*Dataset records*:
========
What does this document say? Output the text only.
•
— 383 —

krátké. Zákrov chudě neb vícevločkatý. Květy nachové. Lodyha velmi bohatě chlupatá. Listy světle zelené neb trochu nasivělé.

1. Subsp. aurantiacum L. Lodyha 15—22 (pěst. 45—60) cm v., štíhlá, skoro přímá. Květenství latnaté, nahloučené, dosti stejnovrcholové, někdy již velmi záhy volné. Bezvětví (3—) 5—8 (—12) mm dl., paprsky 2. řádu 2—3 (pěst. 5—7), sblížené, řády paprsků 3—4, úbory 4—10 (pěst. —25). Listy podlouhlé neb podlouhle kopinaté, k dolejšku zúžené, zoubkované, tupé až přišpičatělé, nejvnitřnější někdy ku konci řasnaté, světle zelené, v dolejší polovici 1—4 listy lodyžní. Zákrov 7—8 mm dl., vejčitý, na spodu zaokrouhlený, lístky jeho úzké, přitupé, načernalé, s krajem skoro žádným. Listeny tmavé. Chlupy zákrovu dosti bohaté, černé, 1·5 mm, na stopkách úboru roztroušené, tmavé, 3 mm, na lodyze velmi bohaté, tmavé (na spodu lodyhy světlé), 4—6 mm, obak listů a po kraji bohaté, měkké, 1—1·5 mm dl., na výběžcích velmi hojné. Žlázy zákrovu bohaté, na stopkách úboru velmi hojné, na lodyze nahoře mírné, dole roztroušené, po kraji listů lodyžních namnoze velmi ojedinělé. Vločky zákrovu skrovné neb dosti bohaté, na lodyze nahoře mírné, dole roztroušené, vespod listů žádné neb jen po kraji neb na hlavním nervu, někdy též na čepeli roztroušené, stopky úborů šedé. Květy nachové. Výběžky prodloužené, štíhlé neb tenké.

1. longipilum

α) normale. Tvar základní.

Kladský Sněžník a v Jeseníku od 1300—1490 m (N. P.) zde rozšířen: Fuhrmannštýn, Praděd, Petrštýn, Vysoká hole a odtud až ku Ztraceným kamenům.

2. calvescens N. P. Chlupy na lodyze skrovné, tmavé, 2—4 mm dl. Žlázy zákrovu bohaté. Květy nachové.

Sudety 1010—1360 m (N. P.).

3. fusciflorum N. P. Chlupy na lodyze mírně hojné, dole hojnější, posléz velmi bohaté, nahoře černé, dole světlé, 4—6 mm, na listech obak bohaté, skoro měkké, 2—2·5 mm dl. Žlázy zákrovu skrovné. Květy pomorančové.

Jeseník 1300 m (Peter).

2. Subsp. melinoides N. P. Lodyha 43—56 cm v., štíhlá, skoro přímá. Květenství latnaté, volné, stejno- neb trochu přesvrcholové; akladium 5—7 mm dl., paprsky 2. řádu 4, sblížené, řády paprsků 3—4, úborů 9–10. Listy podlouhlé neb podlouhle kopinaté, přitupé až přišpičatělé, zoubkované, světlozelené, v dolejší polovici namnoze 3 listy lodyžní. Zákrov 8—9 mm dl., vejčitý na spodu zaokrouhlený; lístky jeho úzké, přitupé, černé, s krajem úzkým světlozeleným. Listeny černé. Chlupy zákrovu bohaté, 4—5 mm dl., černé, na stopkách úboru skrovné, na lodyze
========
*TASK DETAILS*:
Search the lines above for the string "trochu" and copy each line that has it.

*OUTPUT FOR THIS TASK*:
krátké. Zákrov chudě neb vícevločkatý. Květy nachové. Lodyha velmi bohatě chlupatá. Listy světle zelené neb trochu nasivělé.
2. Subsp. melinoides N. P. Lodyha 43—56 cm v., štíhlá, skoro přímá. Květenství latnaté, volné, stejno- neb trochu přesvrcholové; akladium 5—7 mm dl., paprsky 2. řádu 4, sblížené, řády paprsků 3—4, úborů 9–10. Listy podlouhlé neb podlouhle kopinaté, přitupé až přišpičatělé, zoubkované, světlozelené, v dolejší polovici namnoze 3 listy lodyžní. Zákrov 8—9 mm dl., vejčitý na spodu zaokrouhlený; lístky jeho úzké, přitupé, černé, s krajem úzkým světlozeleným. Listeny černé. Chlupy zákrovu bohaté, 4—5 mm dl., černé, na stopkách úboru skrovné, na lodyze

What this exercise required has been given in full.